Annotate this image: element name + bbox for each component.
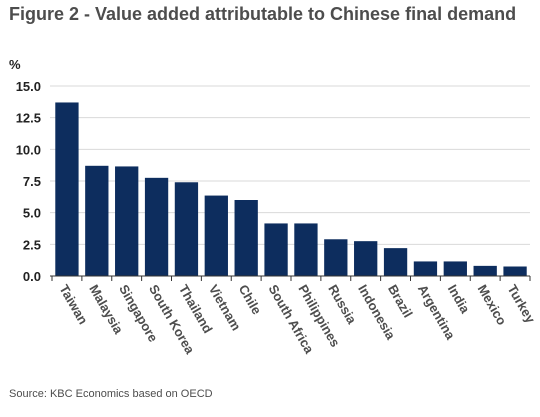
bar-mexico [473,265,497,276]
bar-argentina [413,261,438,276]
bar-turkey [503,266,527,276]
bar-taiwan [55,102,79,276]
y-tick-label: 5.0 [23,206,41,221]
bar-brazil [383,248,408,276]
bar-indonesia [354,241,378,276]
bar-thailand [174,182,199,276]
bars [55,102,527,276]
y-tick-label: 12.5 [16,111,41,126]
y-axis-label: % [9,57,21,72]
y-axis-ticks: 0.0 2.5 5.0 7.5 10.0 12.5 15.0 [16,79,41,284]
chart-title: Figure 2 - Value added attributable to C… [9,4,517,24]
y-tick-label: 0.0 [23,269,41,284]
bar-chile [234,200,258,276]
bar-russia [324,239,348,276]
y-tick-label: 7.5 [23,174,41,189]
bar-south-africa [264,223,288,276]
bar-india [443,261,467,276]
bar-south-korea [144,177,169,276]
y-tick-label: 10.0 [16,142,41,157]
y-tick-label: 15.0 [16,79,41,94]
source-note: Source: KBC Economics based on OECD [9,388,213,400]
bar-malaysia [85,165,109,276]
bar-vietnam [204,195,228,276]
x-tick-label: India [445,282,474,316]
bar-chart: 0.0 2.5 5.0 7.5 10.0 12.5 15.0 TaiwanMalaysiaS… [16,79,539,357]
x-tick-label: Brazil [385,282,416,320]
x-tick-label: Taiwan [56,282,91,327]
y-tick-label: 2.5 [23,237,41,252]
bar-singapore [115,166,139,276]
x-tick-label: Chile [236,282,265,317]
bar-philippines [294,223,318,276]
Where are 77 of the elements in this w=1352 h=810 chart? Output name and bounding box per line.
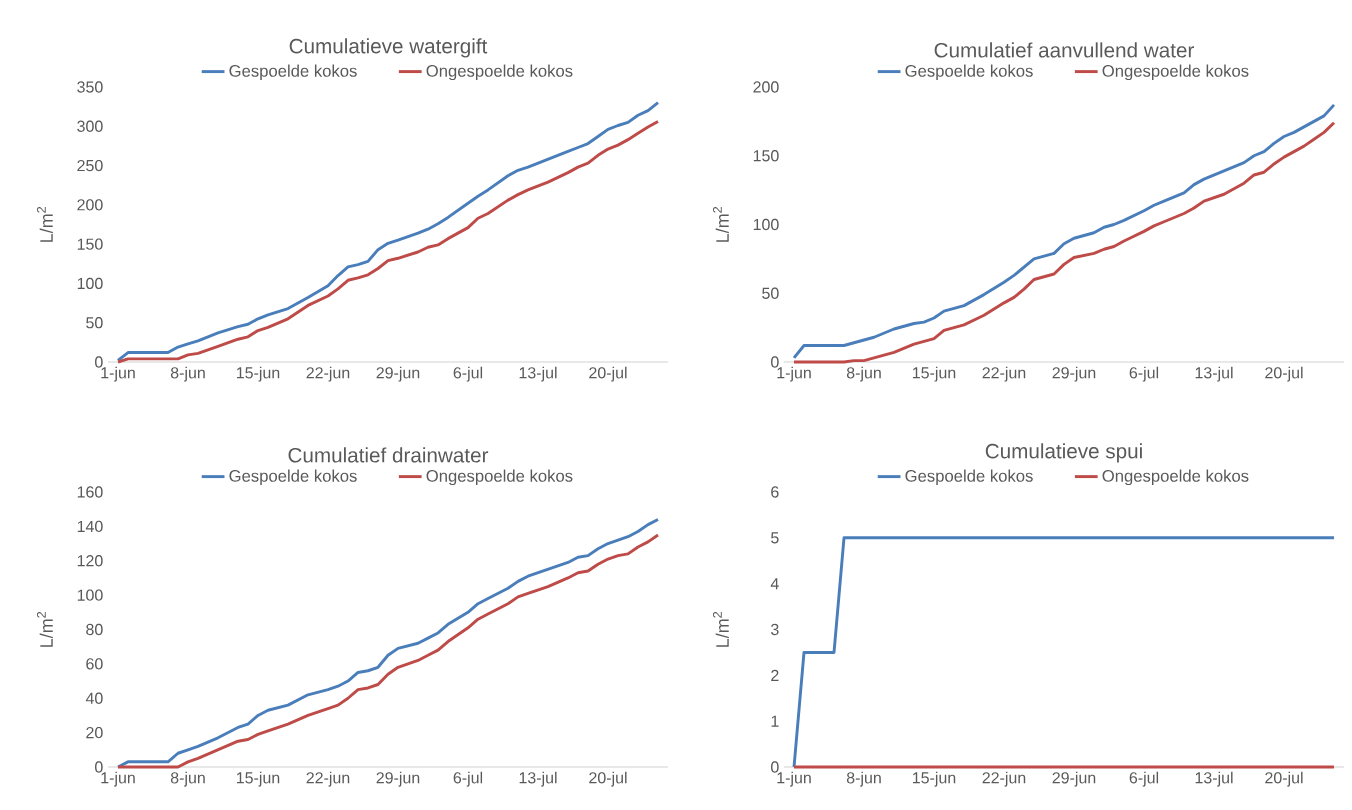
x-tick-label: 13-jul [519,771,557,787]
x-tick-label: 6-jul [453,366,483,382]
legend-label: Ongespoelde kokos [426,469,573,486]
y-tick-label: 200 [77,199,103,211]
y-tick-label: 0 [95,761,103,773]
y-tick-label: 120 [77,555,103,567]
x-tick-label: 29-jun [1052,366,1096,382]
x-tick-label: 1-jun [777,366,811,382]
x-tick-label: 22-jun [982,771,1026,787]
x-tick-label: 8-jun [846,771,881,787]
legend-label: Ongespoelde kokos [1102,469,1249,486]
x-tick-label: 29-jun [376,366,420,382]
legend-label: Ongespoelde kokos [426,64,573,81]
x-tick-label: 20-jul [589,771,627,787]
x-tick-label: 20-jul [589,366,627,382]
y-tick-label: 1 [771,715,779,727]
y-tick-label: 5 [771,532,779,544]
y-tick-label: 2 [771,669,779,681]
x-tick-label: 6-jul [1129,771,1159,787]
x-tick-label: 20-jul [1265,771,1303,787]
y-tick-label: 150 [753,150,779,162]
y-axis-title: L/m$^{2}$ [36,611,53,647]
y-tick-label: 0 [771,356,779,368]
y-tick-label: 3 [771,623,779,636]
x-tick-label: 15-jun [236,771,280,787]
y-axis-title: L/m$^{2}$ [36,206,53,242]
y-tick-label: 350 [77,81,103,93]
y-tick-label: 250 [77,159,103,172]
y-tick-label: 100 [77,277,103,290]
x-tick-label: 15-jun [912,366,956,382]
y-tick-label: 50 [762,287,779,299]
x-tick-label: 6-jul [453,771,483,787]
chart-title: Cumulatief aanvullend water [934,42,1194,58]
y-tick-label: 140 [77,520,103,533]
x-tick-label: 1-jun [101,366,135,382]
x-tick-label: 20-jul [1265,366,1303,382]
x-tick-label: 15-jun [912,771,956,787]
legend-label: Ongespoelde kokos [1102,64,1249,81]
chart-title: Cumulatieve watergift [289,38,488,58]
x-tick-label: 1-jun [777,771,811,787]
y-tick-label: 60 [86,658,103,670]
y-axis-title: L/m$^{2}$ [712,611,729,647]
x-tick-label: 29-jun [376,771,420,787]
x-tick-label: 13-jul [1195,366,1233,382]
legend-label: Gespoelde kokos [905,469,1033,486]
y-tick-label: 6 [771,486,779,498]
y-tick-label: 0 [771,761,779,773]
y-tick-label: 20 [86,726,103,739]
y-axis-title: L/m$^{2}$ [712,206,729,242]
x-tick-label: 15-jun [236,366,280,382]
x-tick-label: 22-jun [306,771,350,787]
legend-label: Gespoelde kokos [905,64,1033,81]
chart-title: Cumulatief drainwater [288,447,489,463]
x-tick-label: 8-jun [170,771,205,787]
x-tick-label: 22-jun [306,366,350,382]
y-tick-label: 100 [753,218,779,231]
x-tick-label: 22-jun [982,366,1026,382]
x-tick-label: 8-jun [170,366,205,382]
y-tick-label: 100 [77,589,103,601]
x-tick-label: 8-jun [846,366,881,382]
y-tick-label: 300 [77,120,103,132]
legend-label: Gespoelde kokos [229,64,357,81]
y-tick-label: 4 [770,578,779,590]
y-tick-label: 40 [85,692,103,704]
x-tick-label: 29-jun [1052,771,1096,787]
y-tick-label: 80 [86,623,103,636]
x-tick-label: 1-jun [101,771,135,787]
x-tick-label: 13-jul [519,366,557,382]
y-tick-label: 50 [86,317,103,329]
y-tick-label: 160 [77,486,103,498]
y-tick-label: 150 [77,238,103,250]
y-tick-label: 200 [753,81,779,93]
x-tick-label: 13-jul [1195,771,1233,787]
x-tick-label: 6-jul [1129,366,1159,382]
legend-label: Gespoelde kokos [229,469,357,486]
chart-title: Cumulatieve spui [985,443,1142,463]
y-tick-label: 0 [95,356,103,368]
========================
(Exercise brief): Can you reproduce the listing above line for line and unchanged, leaving out the pictures?

(Reply):
Annotate this image: element name + bbox for each component.
bar-mexico [473,265,497,276]
bar-argentina [413,261,438,276]
bar-turkey [503,266,527,276]
bar-taiwan [55,102,79,276]
y-tick-label: 5.0 [23,206,41,221]
bar-brazil [383,248,408,276]
bar-indonesia [354,241,378,276]
bar-thailand [174,182,199,276]
bars [55,102,527,276]
y-tick-label: 12.5 [16,111,41,126]
y-axis-label: % [9,57,21,72]
y-axis-ticks: 0.0 2.5 5.0 7.5 10.0 12.5 15.0 [16,79,41,284]
chart-title: Figure 2 - Value added attributable to C… [9,4,517,24]
y-tick-label: 0.0 [23,269,41,284]
bar-chile [234,200,258,276]
bar-russia [324,239,348,276]
y-tick-label: 7.5 [23,174,41,189]
bar-south-africa [264,223,288,276]
bar-india [443,261,467,276]
bar-south-korea [144,177,169,276]
y-tick-label: 10.0 [16,142,41,157]
y-tick-label: 15.0 [16,79,41,94]
source-note: Source: KBC Economics based on OECD [9,388,213,400]
bar-malaysia [85,165,109,276]
bar-vietnam [204,195,228,276]
x-tick-label: India [445,282,474,316]
bar-chart: 0.0 2.5 5.0 7.5 10.0 12.5 15.0 TaiwanMalaysiaS… [16,79,539,357]
x-tick-label: Brazil [385,282,416,320]
x-tick-label: Taiwan [56,282,91,327]
y-tick-label: 2.5 [23,237,41,252]
bar-singapore [115,166,139,276]
x-tick-label: Chile [236,282,265,317]
bar-philippines [294,223,318,276]
Where are 77 of the elements in this w=1352 h=810 chart? Output name and bounding box per line.
x-tick-label: 13-jul [519,771,557,787]
x-tick-label: 6-jul [453,366,483,382]
legend-label: Ongespoelde kokos [426,469,573,486]
y-tick-label: 200 [77,199,103,211]
y-tick-label: 0 [95,761,103,773]
y-tick-label: 120 [77,555,103,567]
x-tick-label: 29-jun [1052,366,1096,382]
x-tick-label: 1-jun [777,366,811,382]
x-tick-label: 22-jun [982,771,1026,787]
x-tick-label: 8-jun [846,771,881,787]
legend-label: Ongespoelde kokos [1102,469,1249,486]
x-tick-label: 29-jun [376,366,420,382]
legend-label: Ongespoelde kokos [426,64,573,81]
x-tick-label: 20-jul [589,771,627,787]
x-tick-label: 20-jul [589,366,627,382]
y-tick-label: 1 [771,715,779,727]
y-tick-label: 5 [771,532,779,544]
y-tick-label: 2 [771,669,779,681]
x-tick-label: 6-jul [1129,771,1159,787]
x-tick-label: 20-jul [1265,771,1303,787]
y-tick-label: 150 [753,150,779,162]
y-axis-title: L/m$^{2}$ [36,611,53,647]
y-tick-label: 0 [771,356,779,368]
y-tick-label: 3 [771,623,779,636]
x-tick-label: 15-jun [236,771,280,787]
y-axis-title: L/m$^{2}$ [36,206,53,242]
y-tick-label: 350 [77,81,103,93]
y-tick-label: 250 [77,159,103,172]
y-tick-label: 100 [77,277,103,290]
x-tick-label: 15-jun [912,366,956,382]
y-tick-label: 50 [762,287,779,299]
x-tick-label: 6-jul [453,771,483,787]
chart-title: Cumulatief aanvullend water [934,42,1194,58]
y-tick-label: 140 [77,520,103,533]
x-tick-label: 1-jun [101,366,135,382]
x-tick-label: 20-jul [1265,366,1303,382]
x-tick-label: 15-jun [912,771,956,787]
legend-label: Ongespoelde kokos [1102,64,1249,81]
chart-title: Cumulatieve watergift [289,38,488,58]
x-tick-label: 1-jun [777,771,811,787]
y-tick-label: 60 [86,658,103,670]
y-axis-title: L/m$^{2}$ [712,611,729,647]
x-tick-label: 29-jun [376,771,420,787]
x-tick-label: 13-jul [1195,366,1233,382]
legend-label: Gespoelde kokos [905,469,1033,486]
y-tick-label: 6 [771,486,779,498]
y-tick-label: 0 [771,761,779,773]
y-tick-label: 20 [86,726,103,739]
y-axis-title: L/m$^{2}$ [712,206,729,242]
x-tick-label: 15-jun [236,366,280,382]
x-tick-label: 22-jun [306,771,350,787]
legend-label: Gespoelde kokos [905,64,1033,81]
chart-title: Cumulatief drainwater [288,447,489,463]
x-tick-label: 8-jun [170,771,205,787]
x-tick-label: 22-jun [306,366,350,382]
y-tick-label: 100 [753,218,779,231]
x-tick-label: 22-jun [982,366,1026,382]
x-tick-label: 8-jun [170,366,205,382]
y-tick-label: 100 [77,589,103,601]
x-tick-label: 8-jun [846,366,881,382]
y-tick-label: 300 [77,120,103,132]
legend-label: Gespoelde kokos [229,64,357,81]
y-tick-label: 4 [770,578,779,590]
y-tick-label: 40 [85,692,103,704]
x-tick-label: 29-jun [1052,771,1096,787]
y-tick-label: 80 [86,623,103,636]
x-tick-label: 1-jun [101,771,135,787]
x-tick-label: 13-jul [519,366,557,382]
y-tick-label: 50 [86,317,103,329]
y-tick-label: 160 [77,486,103,498]
y-tick-label: 150 [77,238,103,250]
y-tick-label: 200 [753,81,779,93]
x-tick-label: 13-jul [1195,771,1233,787]
x-tick-label: 6-jul [1129,366,1159,382]
legend-label: Gespoelde kokos [229,469,357,486]
chart-title: Cumulatieve spui [985,443,1142,463]
y-tick-label: 0 [95,356,103,368]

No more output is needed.